TASK DETAILS:
Track down the lines that contain "name" and copy them.
··· RECORDS FOR THE TASK
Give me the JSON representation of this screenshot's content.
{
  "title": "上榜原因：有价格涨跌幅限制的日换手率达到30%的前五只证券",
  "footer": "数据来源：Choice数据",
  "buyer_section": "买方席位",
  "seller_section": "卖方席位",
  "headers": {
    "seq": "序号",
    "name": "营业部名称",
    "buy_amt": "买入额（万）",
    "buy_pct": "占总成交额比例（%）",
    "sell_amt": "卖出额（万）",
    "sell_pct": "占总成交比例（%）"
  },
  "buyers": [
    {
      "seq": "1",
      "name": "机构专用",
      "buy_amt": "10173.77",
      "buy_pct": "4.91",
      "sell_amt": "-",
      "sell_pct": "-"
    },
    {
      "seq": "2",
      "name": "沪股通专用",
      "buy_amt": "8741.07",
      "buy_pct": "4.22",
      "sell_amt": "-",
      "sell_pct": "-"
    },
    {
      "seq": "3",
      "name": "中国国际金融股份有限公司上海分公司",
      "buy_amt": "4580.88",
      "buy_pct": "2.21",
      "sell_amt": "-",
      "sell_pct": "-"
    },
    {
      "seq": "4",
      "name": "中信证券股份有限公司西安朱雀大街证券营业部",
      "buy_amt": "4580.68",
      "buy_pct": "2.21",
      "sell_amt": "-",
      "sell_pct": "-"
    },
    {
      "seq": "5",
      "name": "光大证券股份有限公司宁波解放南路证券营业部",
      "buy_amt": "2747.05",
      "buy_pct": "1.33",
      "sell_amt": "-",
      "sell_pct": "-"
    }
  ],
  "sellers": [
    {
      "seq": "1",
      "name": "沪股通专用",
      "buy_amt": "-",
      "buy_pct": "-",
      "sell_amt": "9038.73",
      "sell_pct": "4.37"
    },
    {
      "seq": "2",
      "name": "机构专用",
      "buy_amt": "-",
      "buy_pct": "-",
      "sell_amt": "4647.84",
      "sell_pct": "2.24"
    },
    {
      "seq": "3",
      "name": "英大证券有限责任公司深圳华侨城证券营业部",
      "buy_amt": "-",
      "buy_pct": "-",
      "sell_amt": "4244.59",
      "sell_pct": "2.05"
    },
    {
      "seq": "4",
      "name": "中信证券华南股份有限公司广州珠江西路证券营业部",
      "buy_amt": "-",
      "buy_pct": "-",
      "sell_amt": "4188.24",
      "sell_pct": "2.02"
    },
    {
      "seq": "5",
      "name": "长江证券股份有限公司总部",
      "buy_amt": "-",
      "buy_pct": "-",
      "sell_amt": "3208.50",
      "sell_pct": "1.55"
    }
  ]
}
······
ANSWER TO THIS EXERCISE:
    "name": "营业部名称",
      "name": "机构专用",
      "name": "沪股通专用",
      "name": "中国国际金融股份有限公司上海分公司",
      "name": "中信证券股份有限公司西安朱雀大街证券营业部",
      "name": "光大证券股份有限公司宁波解放南路证券营业部",
      "name": "沪股通专用",
      "name": "机构专用",
      "name": "英大证券有限责任公司深圳华侨城证券营业部",
      "name": "中信证券华南股份有限公司广州珠江西路证券营业部",
      "name": "长江证券股份有限公司总部",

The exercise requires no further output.